#### WORK INSTRUCTIONS:
Copy the lines of the listing verbatim, beginning at the line containing "sidebar-item-system[interactable]: 系统管理 <box>0" and ending after the line containing "col-order-no: 工单编号 <box>309 347 415 390</box>".

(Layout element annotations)
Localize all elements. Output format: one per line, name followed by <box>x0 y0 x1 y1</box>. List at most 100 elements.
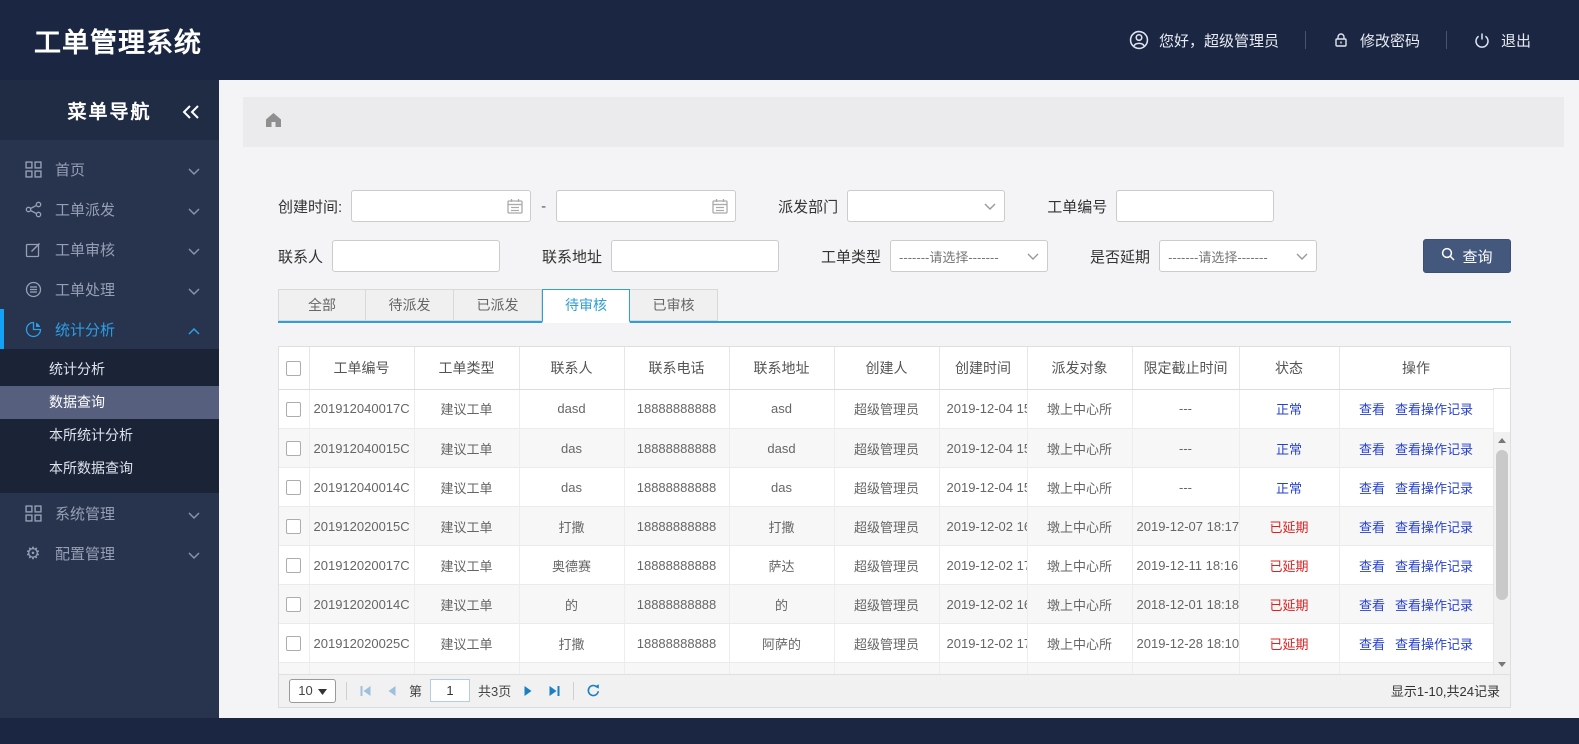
sidebar-item-system[interactable]: 系统管理 <box>0 493 219 533</box>
header-scroll-stub <box>1493 347 1510 389</box>
sidebar-item-process[interactable]: 工单处理 <box>0 269 219 309</box>
order-no-input[interactable] <box>1116 190 1275 222</box>
order-type-select[interactable]: -------请选择------- <box>890 240 1049 272</box>
row-checkbox[interactable] <box>286 441 302 457</box>
view-log-link[interactable]: 查看操作记录 <box>1395 559 1473 574</box>
scroll-down-icon[interactable] <box>1494 657 1510 673</box>
scrollbar-thumb[interactable] <box>1496 449 1508 600</box>
view-link[interactable]: 查看 <box>1359 442 1385 457</box>
select-all-checkbox[interactable] <box>286 361 302 377</box>
logout-button[interactable]: 退出 <box>1447 30 1557 51</box>
chevron-down-icon <box>188 243 200 260</box>
grid-icon <box>23 160 43 178</box>
row-checkbox[interactable] <box>286 401 302 417</box>
col-order-no: 工单编号 <box>309 347 415 390</box>
squares-icon <box>23 504 43 522</box>
chevron-down-icon <box>188 547 200 564</box>
search-button[interactable]: 查询 <box>1423 239 1511 273</box>
pagination-divider <box>346 681 347 700</box>
sidebar-item-home[interactable]: 首页 <box>0 149 219 189</box>
user-greeting[interactable]: 您好，超级管理员 <box>1103 30 1305 51</box>
sidebar-item-statistics[interactable]: 统计分析 <box>0 309 219 349</box>
view-link[interactable]: 查看 <box>1359 520 1385 535</box>
table-row: 201912020025C 建议工单 打撒 18888888888 阿萨的 超级… <box>279 623 1494 663</box>
view-log-link[interactable]: 查看操作记录 <box>1395 481 1473 496</box>
pie-chart-icon <box>23 321 43 338</box>
sidebar: 菜单导航 首页 工单派发 工单审核 工单处理 统计分析 统计分析 数据查询 本所… <box>0 80 219 718</box>
contact-label: 联系人 <box>278 248 324 266</box>
view-log-link[interactable]: 查看操作记录 <box>1395 402 1473 417</box>
calendar-icon[interactable] <box>712 198 728 214</box>
next-page-button[interactable] <box>519 682 537 700</box>
statistics-submenu: 统计分析 数据查询 本所统计分析 本所数据查询 <box>0 349 219 493</box>
sidebar-subitem-local-data-query[interactable]: 本所数据查询 <box>0 452 219 485</box>
last-page-button[interactable] <box>545 682 563 700</box>
page-size-select[interactable]: 10 <box>289 678 336 703</box>
main-content: 创建时间: - 派发部门 工单编号 联系人 联系地址 工单类型 -------请… <box>219 80 1579 718</box>
col-order-type: 工单类型 <box>414 347 520 390</box>
pagination-divider <box>573 681 575 700</box>
page-number-input[interactable] <box>430 679 471 702</box>
row-checkbox[interactable] <box>286 480 302 496</box>
tab-to-dispatch[interactable]: 待派发 <box>366 289 454 321</box>
row-checkbox[interactable] <box>286 519 302 535</box>
tab-reviewed[interactable]: 已审核 <box>630 289 718 321</box>
row-checkbox[interactable] <box>286 558 302 574</box>
view-log-link[interactable]: 查看操作记录 <box>1395 442 1473 457</box>
table-row-partial <box>279 662 1494 674</box>
status-badge: 已延期 <box>1239 584 1340 624</box>
edit-icon <box>23 241 43 258</box>
row-checkbox[interactable] <box>286 597 302 613</box>
col-create-time: 创建时间 <box>939 347 1028 390</box>
sidebar-subitem-data-query[interactable]: 数据查询 <box>0 386 219 419</box>
tab-pending-review[interactable]: 待审核 <box>542 289 630 323</box>
col-deadline: 限定截止时间 <box>1132 347 1240 390</box>
power-icon <box>1473 31 1491 49</box>
row-checkbox[interactable] <box>286 636 302 652</box>
collapse-sidebar-icon[interactable] <box>181 103 201 125</box>
search-button-label: 查询 <box>1462 248 1493 266</box>
contact-addr-input[interactable] <box>611 240 780 272</box>
order-no-label: 工单编号 <box>1047 198 1108 216</box>
dispatch-dept-select[interactable] <box>847 190 1006 222</box>
col-status: 状态 <box>1239 347 1340 390</box>
tab-all[interactable]: 全部 <box>278 289 366 321</box>
page-label-prefix: 第 <box>409 684 423 699</box>
view-link[interactable]: 查看 <box>1359 481 1385 496</box>
sidebar-subitem-local-statistics[interactable]: 本所统计分析 <box>0 419 219 452</box>
date-range-separator: - <box>541 197 547 215</box>
view-link[interactable]: 查看 <box>1359 559 1385 574</box>
view-log-link[interactable]: 查看操作记录 <box>1395 520 1473 535</box>
col-creator: 创建人 <box>834 347 940 390</box>
chevron-down-icon <box>188 203 200 220</box>
first-page-button[interactable] <box>357 682 375 700</box>
home-icon[interactable] <box>264 111 283 134</box>
user-greeting-label: 您好，超级管理员 <box>1158 32 1279 50</box>
refresh-icon[interactable] <box>584 682 602 700</box>
create-time-start-input[interactable] <box>351 190 532 222</box>
sidebar-item-dispatch[interactable]: 工单派发 <box>0 189 219 229</box>
create-time-end-input[interactable] <box>556 190 737 222</box>
view-link[interactable]: 查看 <box>1359 637 1385 652</box>
view-link[interactable]: 查看 <box>1359 598 1385 613</box>
gear-icon: ⚙ <box>25 543 41 563</box>
table-row: 201912040017C 建议工单 dasd 18888888888 asd … <box>279 389 1494 429</box>
is-delayed-select[interactable]: -------请选择------- <box>1159 240 1318 272</box>
table-row: 201912040014C 建议工单 das 18888888888 das 超… <box>279 467 1494 507</box>
table-scrollbar[interactable] <box>1493 431 1510 674</box>
contact-input[interactable] <box>332 240 501 272</box>
sidebar-item-config[interactable]: ⚙ 配置管理 <box>0 533 219 573</box>
record-summary: 显示1-10,共24记录 <box>1390 684 1500 699</box>
change-password-button[interactable]: 修改密码 <box>1306 30 1446 51</box>
scroll-up-icon[interactable] <box>1494 433 1510 449</box>
search-icon <box>1441 247 1456 265</box>
view-log-link[interactable]: 查看操作记录 <box>1395 598 1473 613</box>
tab-dispatched[interactable]: 已派发 <box>454 289 542 321</box>
col-address: 联系地址 <box>729 347 835 390</box>
view-log-link[interactable]: 查看操作记录 <box>1395 637 1473 652</box>
calendar-icon[interactable] <box>507 198 523 214</box>
prev-page-button[interactable] <box>383 682 401 700</box>
sidebar-subitem-statistics[interactable]: 统计分析 <box>0 353 219 386</box>
sidebar-item-review[interactable]: 工单审核 <box>0 229 219 269</box>
view-link[interactable]: 查看 <box>1359 402 1385 417</box>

#### OUTPUT OF THE TASK:
sidebar-item-system[interactable]: 系统管理 <box>0 493 219 533</box>
header-scroll-stub <box>1493 347 1510 389</box>
sidebar-item-process[interactable]: 工单处理 <box>0 269 219 309</box>
order-no-input[interactable] <box>1116 190 1275 222</box>
order-type-select[interactable]: -------请选择------- <box>890 240 1049 272</box>
row-checkbox[interactable] <box>286 441 302 457</box>
view-log-link[interactable]: 查看操作记录 <box>1395 559 1473 574</box>
scroll-down-icon[interactable] <box>1494 657 1510 673</box>
scrollbar-thumb[interactable] <box>1496 449 1508 600</box>
view-link[interactable]: 查看 <box>1359 442 1385 457</box>
select-all-checkbox[interactable] <box>286 361 302 377</box>
logout-button[interactable]: 退出 <box>1447 30 1557 51</box>
chevron-down-icon <box>188 243 200 260</box>
grid-icon <box>23 160 43 178</box>
row-checkbox[interactable] <box>286 401 302 417</box>
col-order-no: 工单编号 <box>309 347 415 390</box>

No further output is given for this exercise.